**** Information provided ****
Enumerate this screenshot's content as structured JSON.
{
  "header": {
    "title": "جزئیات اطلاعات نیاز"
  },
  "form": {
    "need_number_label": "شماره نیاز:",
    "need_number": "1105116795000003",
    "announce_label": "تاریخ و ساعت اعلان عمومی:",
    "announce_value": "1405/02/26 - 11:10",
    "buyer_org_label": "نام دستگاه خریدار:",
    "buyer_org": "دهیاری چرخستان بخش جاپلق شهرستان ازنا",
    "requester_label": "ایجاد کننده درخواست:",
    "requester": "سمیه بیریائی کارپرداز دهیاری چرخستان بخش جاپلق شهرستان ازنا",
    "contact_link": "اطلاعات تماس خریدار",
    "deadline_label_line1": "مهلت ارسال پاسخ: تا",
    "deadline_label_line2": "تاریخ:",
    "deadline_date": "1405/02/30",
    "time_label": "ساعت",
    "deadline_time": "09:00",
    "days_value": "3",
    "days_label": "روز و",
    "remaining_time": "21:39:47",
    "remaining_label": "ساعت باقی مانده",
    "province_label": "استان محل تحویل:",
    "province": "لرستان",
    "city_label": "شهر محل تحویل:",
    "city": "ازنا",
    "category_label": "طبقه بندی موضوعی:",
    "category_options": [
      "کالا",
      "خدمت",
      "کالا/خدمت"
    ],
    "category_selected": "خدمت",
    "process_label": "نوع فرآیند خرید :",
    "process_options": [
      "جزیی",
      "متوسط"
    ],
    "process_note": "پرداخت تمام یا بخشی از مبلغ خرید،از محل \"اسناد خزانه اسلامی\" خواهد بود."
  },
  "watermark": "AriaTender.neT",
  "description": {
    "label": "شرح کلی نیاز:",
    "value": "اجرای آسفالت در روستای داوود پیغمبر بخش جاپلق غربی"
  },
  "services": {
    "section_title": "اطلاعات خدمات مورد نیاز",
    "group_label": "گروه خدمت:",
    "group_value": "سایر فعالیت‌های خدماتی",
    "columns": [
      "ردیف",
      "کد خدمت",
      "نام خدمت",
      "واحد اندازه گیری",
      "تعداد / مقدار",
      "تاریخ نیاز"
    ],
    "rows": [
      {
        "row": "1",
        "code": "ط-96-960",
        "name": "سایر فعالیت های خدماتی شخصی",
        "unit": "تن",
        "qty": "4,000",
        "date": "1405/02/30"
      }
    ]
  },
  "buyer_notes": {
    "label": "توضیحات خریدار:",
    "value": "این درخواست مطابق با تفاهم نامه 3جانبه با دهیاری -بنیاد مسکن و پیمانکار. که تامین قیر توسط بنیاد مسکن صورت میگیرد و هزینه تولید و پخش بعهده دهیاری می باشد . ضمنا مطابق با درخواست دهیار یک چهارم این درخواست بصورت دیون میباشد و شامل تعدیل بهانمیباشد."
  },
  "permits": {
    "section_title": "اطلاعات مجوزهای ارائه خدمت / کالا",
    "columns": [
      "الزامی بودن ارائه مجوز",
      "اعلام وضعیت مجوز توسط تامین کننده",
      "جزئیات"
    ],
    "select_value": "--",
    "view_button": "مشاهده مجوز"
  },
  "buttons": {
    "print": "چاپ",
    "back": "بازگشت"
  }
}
****
Restate the whole of the material exactly.

» **Task output**:
Enumerate this screenshot's content as structured JSON.
{
  "header": {
    "title": "جزئیات اطلاعات نیاز"
  },
  "form": {
    "need_number_label": "شماره نیاز:",
    "need_number": "1105116795000003",
    "announce_label": "تاریخ و ساعت اعلان عمومی:",
    "announce_value": "1405/02/26 - 11:10",
    "buyer_org_label": "نام دستگاه خریدار:",
    "buyer_org": "دهیاری چرخستان بخش جاپلق شهرستان ازنا",
    "requester_label": "ایجاد کننده درخواست:",
    "requester": "سمیه بیریائی کارپرداز دهیاری چرخستان بخش جاپلق شهرستان ازنا",
    "contact_link": "اطلاعات تماس خریدار",
    "deadline_label_line1": "مهلت ارسال پاسخ: تا",
    "deadline_label_line2": "تاریخ:",
    "deadline_date": "1405/02/30",
    "time_label": "ساعت",
    "deadline_time": "09:00",
    "days_value": "3",
    "days_label": "روز و",
    "remaining_time": "21:39:47",
    "remaining_label": "ساعت باقی مانده",
    "province_label": "استان محل تحویل:",
    "province": "لرستان",
    "city_label": "شهر محل تحویل:",
    "city": "ازنا",
    "category_label": "طبقه بندی موضوعی:",
    "category_options": [
      "کالا",
      "خدمت",
      "کالا/خدمت"
    ],
    "category_selected": "خدمت",
    "process_label": "نوع فرآیند خرید :",
    "process_options": [
      "جزیی",
      "متوسط"
    ],
    "process_note": "پرداخت تمام یا بخشی از مبلغ خرید،از محل \"اسناد خزانه اسلامی\" خواهد بود."
  },
  "watermark": "AriaTender.neT",
  "description": {
    "label": "شرح کلی نیاز:",
    "value": "اجرای آسفالت در روستای داوود پیغمبر بخش جاپلق غربی"
  },
  "services": {
    "section_title": "اطلاعات خدمات مورد نیاز",
    "group_label": "گروه خدمت:",
    "group_value": "سایر فعالیت‌های خدماتی",
    "columns": [
      "ردیف",
      "کد خدمت",
      "نام خدمت",
      "واحد اندازه گیری",
      "تعداد / مقدار",
      "تاریخ نیاز"
    ],
    "rows": [
      {
        "row": "1",
        "code": "ط-96-960",
        "name": "سایر فعالیت های خدماتی شخصی",
        "unit": "تن",
        "qty": "4,000",
        "date": "1405/02/30"
      }
    ]
  },
  "buyer_notes": {
    "label": "توضیحات خریدار:",
    "value": "این درخواست مطابق با تفاهم نامه 3جانبه با دهیاری -بنیاد مسکن و پیمانکار. که تامین قیر توسط بنیاد مسکن صورت میگیرد و هزینه تولید و پخش بعهده دهیاری می باشد . ضمنا مطابق با درخواست دهیار یک چهارم این درخواست بصورت دیون میباشد و شامل تعدیل بهانمیباشد."
  },
  "permits": {
    "section_title": "اطلاعات مجوزهای ارائه خدمت / کالا",
    "columns": [
      "الزامی بودن ارائه مجوز",
      "اعلام وضعیت مجوز توسط تامین کننده",
      "جزئیات"
    ],
    "select_value": "--",
    "view_button": "مشاهده مجوز"
  },
  "buttons": {
    "print": "چاپ",
    "back": "بازگشت"
  }
}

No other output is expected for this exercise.